Given passage ▸
Brookings: 100,000+ Family Separations Already Happening Under Current Enforcement — And Federal Counts May Be Way Off
The Brookings Institution says the federal government is significantly undercounting family separations under the current deportation push — because authorities aren't asking deported parents whether they have American-born children. Meanwhile, ICE detention numbers hit a record 66,000 in November. This isn't the 2018 border separation policy. This is something bigger, messier, and happening inside the United States.

The Number Everyone Is Debating: 100,000+

The Brookings Institution — not exactly a right-wing think tank — is now saying federal family separation statistics are a significant undercount.

The reason: immigration authorities are NOT systematically asking detained or deported parents whether they have U.S. citizen children. Parents are also not always disclosing American kids, for obvious reasons. So the real number of separated families could be dramatically higher than what the government is reporting.

Brookings puts the figure at over 100,000 family separations under the current enforcement push.

This IS NOT 2018

Mainstream coverage keeps framing this as a replay of the Trump-era zero-tolerance border policy from 2017–2018.

In 2018, roughly 5,000 children were physically taken from parents at the southern border. That policy ended under court orders and public pressure. The children were in HHS shelters. The government couldn't track them because computer systems weren't linked — a genuine bureaucratic disaster documented in records obtained by the American Immigration Council through FOIA litigation.

What's happening NOW is different in scale, geography, and mechanism.

According to reporting by the Associated Press via PBS News, families are being separated inside the United States — not at the border. Immigration enforcement is arresting parents who've been here for years, sometimes decades. The adult gets detained or deported. The kids — many of them U.S. citizens — stay behind.

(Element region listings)
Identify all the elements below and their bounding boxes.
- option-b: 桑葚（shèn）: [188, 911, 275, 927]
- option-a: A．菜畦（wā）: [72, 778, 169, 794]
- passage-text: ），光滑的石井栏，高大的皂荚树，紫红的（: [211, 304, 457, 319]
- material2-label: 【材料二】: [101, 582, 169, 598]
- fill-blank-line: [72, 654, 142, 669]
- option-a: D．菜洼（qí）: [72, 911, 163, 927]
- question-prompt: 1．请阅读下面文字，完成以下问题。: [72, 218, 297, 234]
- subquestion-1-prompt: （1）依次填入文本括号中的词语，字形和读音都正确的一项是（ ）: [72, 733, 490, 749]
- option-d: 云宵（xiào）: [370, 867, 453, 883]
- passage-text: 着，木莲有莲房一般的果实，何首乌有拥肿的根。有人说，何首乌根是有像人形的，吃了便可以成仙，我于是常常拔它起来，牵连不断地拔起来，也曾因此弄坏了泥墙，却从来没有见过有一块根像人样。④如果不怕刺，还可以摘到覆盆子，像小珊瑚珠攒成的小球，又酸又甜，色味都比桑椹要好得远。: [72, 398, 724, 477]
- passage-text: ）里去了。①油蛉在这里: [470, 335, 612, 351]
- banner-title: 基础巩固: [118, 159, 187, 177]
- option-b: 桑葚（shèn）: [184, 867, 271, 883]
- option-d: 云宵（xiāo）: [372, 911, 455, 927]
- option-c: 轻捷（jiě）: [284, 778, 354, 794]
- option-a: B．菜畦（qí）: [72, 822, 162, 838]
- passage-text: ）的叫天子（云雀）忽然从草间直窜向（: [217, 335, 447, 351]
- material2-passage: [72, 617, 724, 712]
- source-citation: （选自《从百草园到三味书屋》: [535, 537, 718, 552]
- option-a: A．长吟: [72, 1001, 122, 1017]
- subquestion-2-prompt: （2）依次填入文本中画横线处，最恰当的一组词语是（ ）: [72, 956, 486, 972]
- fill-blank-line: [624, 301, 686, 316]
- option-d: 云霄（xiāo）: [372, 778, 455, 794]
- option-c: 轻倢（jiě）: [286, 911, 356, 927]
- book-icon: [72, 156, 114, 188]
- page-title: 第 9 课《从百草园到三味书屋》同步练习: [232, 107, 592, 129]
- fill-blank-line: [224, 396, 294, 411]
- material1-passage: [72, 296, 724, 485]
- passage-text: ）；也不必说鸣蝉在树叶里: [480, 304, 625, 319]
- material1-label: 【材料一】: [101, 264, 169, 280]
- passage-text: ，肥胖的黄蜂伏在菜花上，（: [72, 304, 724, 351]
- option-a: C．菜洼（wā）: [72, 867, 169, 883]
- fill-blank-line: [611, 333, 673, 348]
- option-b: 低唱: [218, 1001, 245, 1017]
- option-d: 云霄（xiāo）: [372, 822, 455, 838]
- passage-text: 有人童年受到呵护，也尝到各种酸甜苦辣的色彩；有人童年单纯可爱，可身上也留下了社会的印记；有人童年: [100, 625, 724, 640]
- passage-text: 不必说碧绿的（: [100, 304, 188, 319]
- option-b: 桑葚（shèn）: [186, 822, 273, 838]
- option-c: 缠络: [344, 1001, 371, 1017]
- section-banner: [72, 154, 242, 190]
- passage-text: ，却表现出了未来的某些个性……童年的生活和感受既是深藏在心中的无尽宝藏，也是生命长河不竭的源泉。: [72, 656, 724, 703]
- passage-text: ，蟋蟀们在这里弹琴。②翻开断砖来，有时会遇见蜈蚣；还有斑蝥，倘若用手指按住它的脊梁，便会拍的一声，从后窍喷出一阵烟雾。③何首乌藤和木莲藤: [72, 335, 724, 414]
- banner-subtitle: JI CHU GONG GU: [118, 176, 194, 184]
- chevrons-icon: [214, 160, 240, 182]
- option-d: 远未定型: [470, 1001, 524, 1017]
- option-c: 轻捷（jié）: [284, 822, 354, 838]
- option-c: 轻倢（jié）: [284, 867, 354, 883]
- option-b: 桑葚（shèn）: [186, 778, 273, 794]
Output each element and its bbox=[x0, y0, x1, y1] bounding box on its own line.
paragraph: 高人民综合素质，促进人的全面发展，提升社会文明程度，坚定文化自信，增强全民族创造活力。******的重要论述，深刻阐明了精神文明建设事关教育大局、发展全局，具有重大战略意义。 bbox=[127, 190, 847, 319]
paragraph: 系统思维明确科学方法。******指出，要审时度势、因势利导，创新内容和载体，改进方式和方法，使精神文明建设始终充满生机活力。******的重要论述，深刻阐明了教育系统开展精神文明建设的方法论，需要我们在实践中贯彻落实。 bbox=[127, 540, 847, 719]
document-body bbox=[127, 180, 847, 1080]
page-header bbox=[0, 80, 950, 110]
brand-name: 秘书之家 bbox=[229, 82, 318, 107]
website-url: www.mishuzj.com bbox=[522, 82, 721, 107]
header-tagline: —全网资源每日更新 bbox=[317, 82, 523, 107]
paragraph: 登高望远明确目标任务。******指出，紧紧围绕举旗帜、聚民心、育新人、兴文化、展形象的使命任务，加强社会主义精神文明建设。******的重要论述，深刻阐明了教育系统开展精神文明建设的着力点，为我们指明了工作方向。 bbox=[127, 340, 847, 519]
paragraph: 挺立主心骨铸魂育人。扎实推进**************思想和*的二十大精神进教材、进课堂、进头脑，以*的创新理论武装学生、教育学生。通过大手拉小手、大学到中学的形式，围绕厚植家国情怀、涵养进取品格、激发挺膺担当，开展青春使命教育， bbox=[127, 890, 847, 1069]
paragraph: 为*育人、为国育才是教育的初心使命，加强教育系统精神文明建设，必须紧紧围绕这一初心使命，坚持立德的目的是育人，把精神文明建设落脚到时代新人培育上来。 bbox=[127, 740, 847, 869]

Tasks to complete ▸
(A) In the passage on family separations, what record number did ICE detention reach in November?
(B) Turn the listings, from their first line through the line containing "- material2-passage: [72, 617, 724, 712]", into a JSON list of strings with one string per line, leaving out blank lines.
The passage on family separations and the listings come from unrelated sources.

Answer list ▸
(A) 66,000

(B)
[
  "Identify all the elements below and their bounding boxes.",
  "- option-b: 桑葚（shèn）: [188, 911, 275, 927]",
  "- option-a: A．菜畦（wā）: [72, 778, 169, 794]",
  "- passage-text: ），光滑的石井栏，高大的皂荚树，紫红的（: [211, 304, 457, 319]",
  "- material2-label: 【材料二】: [101, 582, 169, 598]",
  "- fill-blank-line: [72, 654, 142, 669]",
  "- option-a: D．菜洼（qí）: [72, 911, 163, 927]",
  "- question-prompt: 1．请阅读下面文字，完成以下问题。: [72, 218, 297, 234]",
  "- subquestion-1-prompt: （1）依次填入文本括号中的词语，字形和读音都正确的一项是（ ）: [72, 733, 490, 749]",
  "- option-d: 云宵（xiào）: [370, 867, 453, 883]",
  "- passage-text: 着，木莲有莲房一般的果实，何首乌有拥肿的根。有人说，何首乌根是有像人形的，吃了便可以成仙，我于是常常拔它起来，牵连不断地拔起来，也曾因此弄坏了泥墙，却从来没有见过有一块根像人样。④如果不怕刺，还可以摘到覆盆子，像小珊瑚珠攒成的小球，又酸又甜，色味都比桑椹要好得远。: [72, 398, 724, 477]",
  "- passage-text: ）里去了。①油蛉在这里: [470, 335, 612, 351]",
  "- banner-title: 基础巩固: [118, 159, 187, 177]",
  "- option-b: 桑葚（shèn）: [184, 867, 271, 883]",
  "- option-d: 云宵（xiāo）: [372, 911, 455, 927]",
  "- option-c: 轻捷（jiě）: [284, 778, 354, 794]",
  "- option-a: B．菜畦（qí）: [72, 822, 162, 838]",
  "- passage-text: ）的叫天子（云雀）忽然从草间直窜向（: [217, 335, 447, 351]",
  "- material2-passage: [72, 617, 724, 712]"
]